>> START RECORDS TO PROCESS
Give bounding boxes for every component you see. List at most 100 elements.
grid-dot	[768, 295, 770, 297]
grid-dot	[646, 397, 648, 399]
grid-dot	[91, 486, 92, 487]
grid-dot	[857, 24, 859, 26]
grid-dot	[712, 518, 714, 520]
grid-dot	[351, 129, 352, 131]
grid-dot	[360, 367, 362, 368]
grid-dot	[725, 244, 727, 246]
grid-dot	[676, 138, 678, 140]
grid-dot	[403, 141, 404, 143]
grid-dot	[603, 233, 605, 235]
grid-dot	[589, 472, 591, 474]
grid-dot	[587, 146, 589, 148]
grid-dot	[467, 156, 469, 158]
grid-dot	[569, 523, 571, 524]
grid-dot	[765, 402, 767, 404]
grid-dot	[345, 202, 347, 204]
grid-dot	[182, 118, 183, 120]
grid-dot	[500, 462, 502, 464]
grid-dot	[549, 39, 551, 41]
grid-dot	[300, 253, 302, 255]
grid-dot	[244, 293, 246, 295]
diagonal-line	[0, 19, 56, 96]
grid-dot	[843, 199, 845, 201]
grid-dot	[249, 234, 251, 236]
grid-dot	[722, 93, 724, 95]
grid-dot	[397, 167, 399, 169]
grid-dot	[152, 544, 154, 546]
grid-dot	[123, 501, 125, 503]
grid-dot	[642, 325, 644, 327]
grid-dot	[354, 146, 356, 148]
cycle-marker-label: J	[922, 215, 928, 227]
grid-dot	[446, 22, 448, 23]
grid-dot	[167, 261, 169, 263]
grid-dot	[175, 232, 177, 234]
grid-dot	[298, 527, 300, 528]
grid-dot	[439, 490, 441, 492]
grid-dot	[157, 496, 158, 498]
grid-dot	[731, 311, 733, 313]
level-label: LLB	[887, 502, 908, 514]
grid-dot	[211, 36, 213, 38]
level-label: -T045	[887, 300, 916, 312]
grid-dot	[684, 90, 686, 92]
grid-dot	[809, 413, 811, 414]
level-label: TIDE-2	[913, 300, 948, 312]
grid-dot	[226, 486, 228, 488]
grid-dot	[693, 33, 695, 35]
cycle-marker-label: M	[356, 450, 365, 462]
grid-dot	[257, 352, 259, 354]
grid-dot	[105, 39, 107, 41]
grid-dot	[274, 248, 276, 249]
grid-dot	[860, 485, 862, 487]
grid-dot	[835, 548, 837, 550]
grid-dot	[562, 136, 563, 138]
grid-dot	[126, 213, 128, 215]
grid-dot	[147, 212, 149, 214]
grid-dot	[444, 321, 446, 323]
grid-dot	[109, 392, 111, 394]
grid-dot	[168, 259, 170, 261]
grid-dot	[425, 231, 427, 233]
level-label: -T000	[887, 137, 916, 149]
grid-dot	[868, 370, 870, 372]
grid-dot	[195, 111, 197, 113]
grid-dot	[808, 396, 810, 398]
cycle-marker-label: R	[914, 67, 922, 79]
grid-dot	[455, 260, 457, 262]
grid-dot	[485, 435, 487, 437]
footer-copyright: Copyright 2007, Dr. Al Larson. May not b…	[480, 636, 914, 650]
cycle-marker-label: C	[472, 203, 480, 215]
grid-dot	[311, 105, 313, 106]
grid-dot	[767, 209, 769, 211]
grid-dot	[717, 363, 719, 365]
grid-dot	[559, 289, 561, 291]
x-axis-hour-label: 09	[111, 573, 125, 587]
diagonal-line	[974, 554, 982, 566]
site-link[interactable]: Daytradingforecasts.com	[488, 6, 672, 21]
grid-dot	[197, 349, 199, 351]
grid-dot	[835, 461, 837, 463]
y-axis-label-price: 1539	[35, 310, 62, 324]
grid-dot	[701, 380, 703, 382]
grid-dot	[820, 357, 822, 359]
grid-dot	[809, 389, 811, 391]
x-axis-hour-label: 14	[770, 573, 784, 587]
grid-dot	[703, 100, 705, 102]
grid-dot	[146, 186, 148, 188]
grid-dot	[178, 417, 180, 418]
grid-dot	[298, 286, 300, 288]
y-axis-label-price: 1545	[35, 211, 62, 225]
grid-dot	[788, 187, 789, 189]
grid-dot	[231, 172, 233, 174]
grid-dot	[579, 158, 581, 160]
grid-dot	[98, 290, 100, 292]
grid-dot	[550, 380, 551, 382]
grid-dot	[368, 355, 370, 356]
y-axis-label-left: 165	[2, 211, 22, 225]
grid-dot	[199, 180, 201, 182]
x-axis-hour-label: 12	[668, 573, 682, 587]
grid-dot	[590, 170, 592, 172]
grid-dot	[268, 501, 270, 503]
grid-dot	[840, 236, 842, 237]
>> END RECORDS TO PROCESS
→ **WHAT THIS TASK INVOLVES**:
Reproduce word for word the stretch of lines from the first line through the line containing "138, 678, 140]".

→ **RESPONSE TO THIS TASK**:
Give bounding boxes for every component you see. List at most 100 elements.
grid-dot	[768, 295, 770, 297]
grid-dot	[646, 397, 648, 399]
grid-dot	[91, 486, 92, 487]
grid-dot	[857, 24, 859, 26]
grid-dot	[712, 518, 714, 520]
grid-dot	[351, 129, 352, 131]
grid-dot	[360, 367, 362, 368]
grid-dot	[725, 244, 727, 246]
grid-dot	[676, 138, 678, 140]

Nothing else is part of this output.